§ WORK TO BE COMPLETED: Check each line of the listing for the string "我寄愁心与明月", then state how many lines have it. Only the number is wanted.

§ EXTRACTED INFORMATION:

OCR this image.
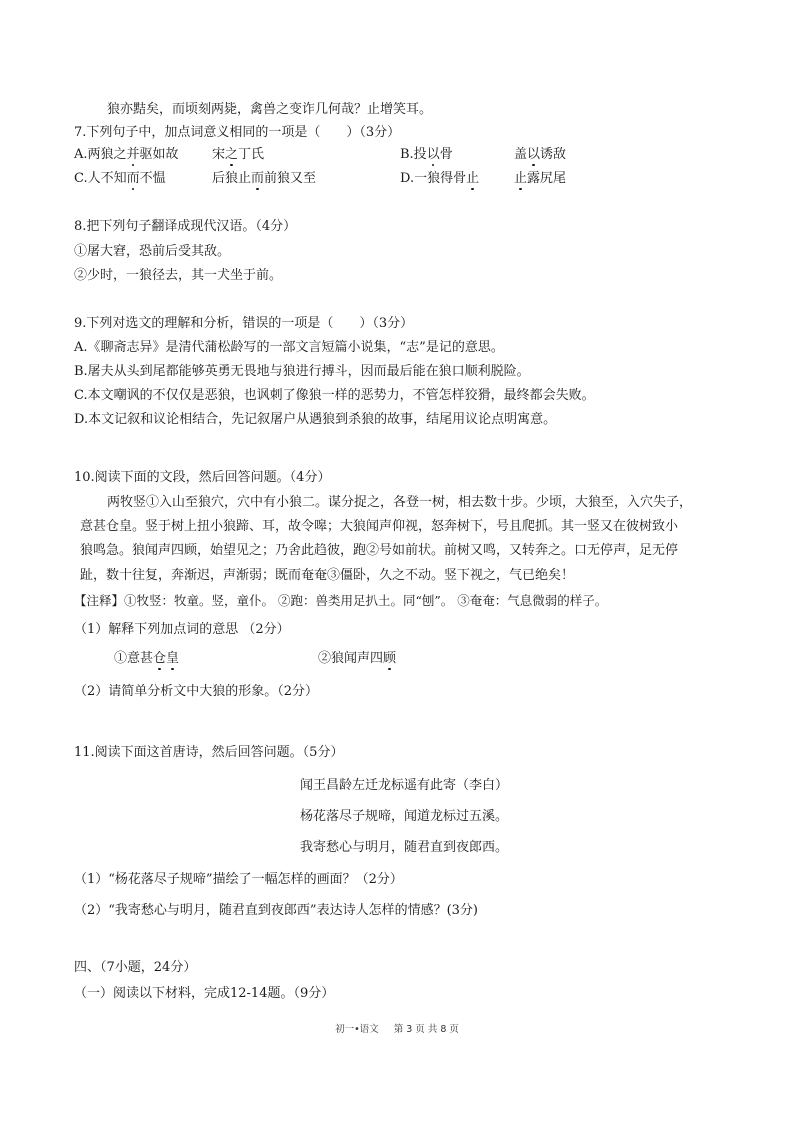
狼亦黠矣，而顷刻两毙，禽兽之变诈几何哉？止增笑耳。
7.下列句子中，加点词意义相同的一项是（　　）（3分）
A.两狼之并驱如故	宋之丁氏	B.投以骨	盖以诱敌
C.人不知而不愠	后狼止而前狼又至	D.一狼得骨止	止露尻尾
8.把下列句子翻译成现代汉语。（4分）
①屠大窘，恐前后受其敌。
②少时，一狼径去，其一犬坐于前。
9.下列对选文的理解和分析，错误的一项是（　　）（3分）
A.《聊斋志异》是清代蒲松龄写的一部文言短篇小说集，“志”是记的意思。
B.屠夫从头到尾都能够英勇无畏地与狼进行搏斗，因而最后能在狼口顺利脱险。
C.本文嘲讽的不仅仅是恶狼，也讽刺了像狼一样的恶势力，不管怎样狡猾，最终都会失败。
D.本文记叙和议论相结合，先记叙屠户从遇狼到杀狼的故事，结尾用议论点明寓意。
10.阅读下面的文段，然后回答问题。（4分）
两牧竖①入山至狼穴，穴中有小狼二。谋分捉之，各登一树，相去数十步。少顷，大狼至，入穴失子，
意甚仓皇。竖于树上扭小狼蹄、耳，故令嗥；大狼闻声仰视，怒奔树下，号且爬抓。其一竖又在彼树致小
狼鸣急。狼闻声四顾，始望见之；乃舍此趋彼，跑②号如前状。前树又鸣，又转奔之。口无停声，足无停
趾，数十往复，奔渐迟，声渐弱；既而奄奄③僵卧，久之不动。竖下视之，气已绝矣！
【注释】①牧竖：牧童。竖，童仆。 ②跑：兽类用足扒土。同“刨”。 ③奄奄：气息微弱的样子。
（1）解释下列加点词的意思 （2分）
①意甚仓皇	②狼闻声四顾
（2）请简单分析文中大狼的形象。（2分）
11.阅读下面这首唐诗，然后回答问题。（5分）
闻王昌龄左迁龙标遥有此寄（李白）
杨花落尽子规啼，闻道龙标过五溪。
我寄愁心与明月，随君直到夜郎西。
（1）“杨花落尽子规啼”描绘了一幅怎样的画面？（2分）
（2）“我寄愁心与明月，随君直到夜郎西”表达诗人怎样的情感？(3分)
四、（7小题，24分）
（一）阅读以下材料，完成12-14题。（9分）
初一•语文 第 3 页 共 8 页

§ WRITTEN ANSWER: 2